### WHAT YOU SHOULD DO
Output every line below without omitting or altering anything.

(Stored records)
····················

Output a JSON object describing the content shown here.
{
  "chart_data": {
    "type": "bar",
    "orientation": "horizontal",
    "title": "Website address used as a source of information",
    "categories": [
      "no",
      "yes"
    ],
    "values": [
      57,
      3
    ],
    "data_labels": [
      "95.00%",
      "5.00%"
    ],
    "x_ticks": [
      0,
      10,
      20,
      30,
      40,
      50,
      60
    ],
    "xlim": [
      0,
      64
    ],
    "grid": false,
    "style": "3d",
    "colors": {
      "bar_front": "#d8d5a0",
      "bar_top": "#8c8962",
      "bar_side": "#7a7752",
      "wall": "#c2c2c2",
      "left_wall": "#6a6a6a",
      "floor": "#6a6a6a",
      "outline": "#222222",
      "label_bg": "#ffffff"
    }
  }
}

····················

### SOLUTION TO THIS TASK
Output a JSON object describing the content shown here.
{
  "chart_data": {
    "type": "bar",
    "orientation": "horizontal",
    "title": "Website address used as a source of information",
    "categories": [
      "no",
      "yes"
    ],
    "values": [
      57,
      3
    ],
    "data_labels": [
      "95.00%",
      "5.00%"
    ],
    "x_ticks": [
      0,
      10,
      20,
      30,
      40,
      50,
      60
    ],
    "xlim": [
      0,
      64
    ],
    "grid": false,
    "style": "3d",
    "colors": {
      "bar_front": "#d8d5a0",
      "bar_top": "#8c8962",
      "bar_side": "#7a7752",
      "wall": "#c2c2c2",
      "left_wall": "#6a6a6a",
      "floor": "#6a6a6a",
      "outline": "#222222",
      "label_bg": "#ffffff"
    }
  }
}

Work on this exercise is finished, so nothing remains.